Given instruction. Say how many lines contain the string "JSON". Give no other output.

Dataset entries.
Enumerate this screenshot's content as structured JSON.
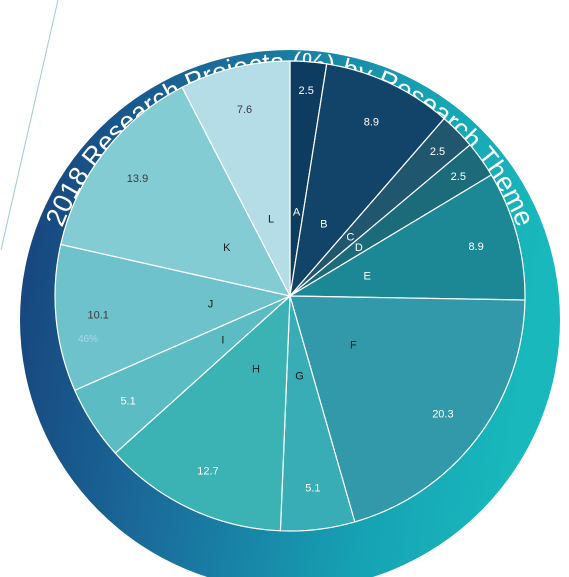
{
  "chart_data": {
    "type": "pie",
    "title": "2018 Research Projects (%) by Research Theme",
    "categories": [
      "A",
      "B",
      "C",
      "D",
      "E",
      "F",
      "G",
      "H",
      "I",
      "J",
      "K",
      "L"
    ],
    "values": [
      2.5,
      8.9,
      2.5,
      2.5,
      8.9,
      20.3,
      5.1,
      12.7,
      5.1,
      10.1,
      13.9,
      7.6
    ],
    "value_labels": [
      "2.5",
      "8.9",
      "2.5",
      "2.5",
      "8.9",
      "20.3",
      "5.1",
      "12.7",
      "5.1",
      "10.1",
      "13.9",
      "7.6"
    ],
    "annotation": "46%",
    "colors": [
      "#0d3c60",
      "#114468",
      "#21566f",
      "#1c6b7b",
      "#1c8895",
      "#3199aa",
      "#38adb6",
      "#3bb3b5",
      "#5cbcc4",
      "#6ec2cb",
      "#84ccd4",
      "#b4dde8"
    ],
    "ring_gradient": [
      "#163f78",
      "#1a6a9a",
      "#16a2b4",
      "#18b8bc"
    ],
    "legend": "none"
  }
}
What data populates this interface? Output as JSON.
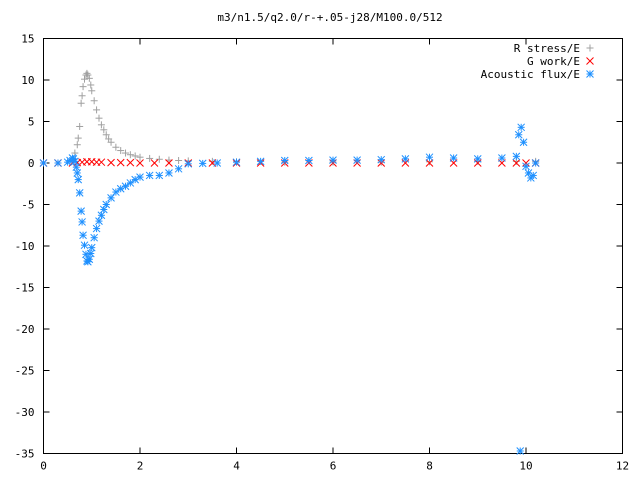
{
  "chart_data": {
    "type": "scatter",
    "title": "m3/n1.5/q2.0/r-+.05-j28/M100.0/512",
    "xlabel": "",
    "ylabel": "",
    "xlim": [
      0,
      12
    ],
    "ylim": [
      -35,
      15
    ],
    "x_ticks": [
      "0",
      "2",
      "4",
      "6",
      "8",
      "10",
      "12"
    ],
    "y_ticks": [
      "15",
      "10",
      "5",
      "0",
      "-5",
      "-10",
      "-15",
      "-20",
      "-25",
      "-30",
      "-35"
    ],
    "x_tick_values": [
      0,
      2,
      4,
      6,
      8,
      10,
      12
    ],
    "y_tick_values": [
      15,
      10,
      5,
      0,
      -5,
      -10,
      -15,
      -20,
      -25,
      -30,
      -35
    ],
    "grid": false,
    "legend_position": "top-right",
    "series": [
      {
        "name": "R stress/E",
        "marker": "plus",
        "color": "#a0a0a0",
        "x": [
          0.0,
          0.3,
          0.6,
          0.65,
          0.7,
          0.72,
          0.75,
          0.78,
          0.8,
          0.82,
          0.85,
          0.88,
          0.9,
          0.92,
          0.95,
          0.98,
          1.0,
          1.05,
          1.1,
          1.15,
          1.2,
          1.25,
          1.3,
          1.35,
          1.4,
          1.5,
          1.6,
          1.7,
          1.8,
          1.9,
          2.0,
          2.2,
          2.4,
          2.6,
          2.8,
          3.0,
          3.5,
          4.0,
          5.0,
          6.0,
          7.0,
          8.0,
          9.0,
          9.8,
          10.2
        ],
        "y": [
          0.0,
          0.0,
          0.4,
          1.2,
          2.2,
          3.0,
          4.4,
          7.2,
          8.1,
          9.2,
          10.1,
          10.6,
          10.8,
          10.6,
          10.2,
          9.4,
          8.7,
          7.5,
          6.4,
          5.4,
          4.6,
          4.0,
          3.4,
          2.9,
          2.5,
          1.9,
          1.5,
          1.2,
          1.0,
          0.85,
          0.7,
          0.55,
          0.45,
          0.35,
          0.3,
          0.25,
          0.2,
          0.15,
          0.1,
          0.1,
          0.1,
          0.15,
          0.2,
          0.2,
          0.2
        ]
      },
      {
        "name": "G work/E",
        "marker": "cross",
        "color": "#ff0000",
        "x": [
          0.0,
          0.3,
          0.6,
          0.7,
          0.8,
          0.9,
          1.0,
          1.1,
          1.2,
          1.4,
          1.6,
          1.8,
          2.0,
          2.3,
          2.6,
          3.0,
          3.5,
          4.0,
          4.5,
          5.0,
          5.5,
          6.0,
          6.5,
          7.0,
          7.5,
          8.0,
          8.5,
          9.0,
          9.5,
          9.8,
          10.0,
          10.2
        ],
        "y": [
          0.0,
          0.0,
          0.0,
          0.05,
          0.1,
          0.15,
          0.15,
          0.1,
          0.1,
          0.05,
          0.05,
          0.05,
          0.0,
          0.0,
          0.0,
          0.0,
          0.0,
          0.0,
          0.0,
          0.0,
          0.0,
          0.0,
          0.0,
          0.0,
          0.0,
          0.0,
          0.0,
          0.0,
          0.0,
          0.0,
          0.0,
          0.0
        ]
      },
      {
        "name": "Acoustic flux/E",
        "marker": "star",
        "color": "#1e90ff",
        "x": [
          0.0,
          0.3,
          0.5,
          0.55,
          0.6,
          0.62,
          0.65,
          0.68,
          0.7,
          0.72,
          0.75,
          0.78,
          0.8,
          0.82,
          0.85,
          0.88,
          0.9,
          0.92,
          0.95,
          0.98,
          1.0,
          1.05,
          1.1,
          1.15,
          1.2,
          1.25,
          1.3,
          1.4,
          1.5,
          1.6,
          1.7,
          1.8,
          1.9,
          2.0,
          2.2,
          2.4,
          2.6,
          2.8,
          3.0,
          3.3,
          3.6,
          4.0,
          4.5,
          5.0,
          5.5,
          6.0,
          6.5,
          7.0,
          7.5,
          8.0,
          8.5,
          9.0,
          9.5,
          9.8,
          9.85,
          9.9,
          9.95,
          10.0,
          10.05,
          10.1,
          10.15,
          10.2,
          9.88
        ],
        "y": [
          0.0,
          0.0,
          0.1,
          0.3,
          0.6,
          0.5,
          0.2,
          -0.5,
          -1.2,
          -2.0,
          -3.6,
          -5.8,
          -7.1,
          -8.7,
          -9.9,
          -11.0,
          -11.8,
          -11.9,
          -11.6,
          -10.9,
          -10.2,
          -9.0,
          -7.9,
          -7.0,
          -6.3,
          -5.6,
          -5.0,
          -4.2,
          -3.5,
          -3.1,
          -2.8,
          -2.4,
          -2.0,
          -1.7,
          -1.5,
          -1.5,
          -1.2,
          -0.7,
          -0.1,
          -0.05,
          0.0,
          0.1,
          0.2,
          0.3,
          0.3,
          0.35,
          0.35,
          0.4,
          0.5,
          0.7,
          0.6,
          0.5,
          0.6,
          0.8,
          3.4,
          4.3,
          2.5,
          -0.4,
          -1.2,
          -1.8,
          -1.5,
          0.0,
          -34.7
        ]
      }
    ]
  }
}
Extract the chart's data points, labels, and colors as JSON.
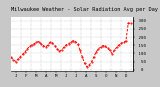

Written response. 3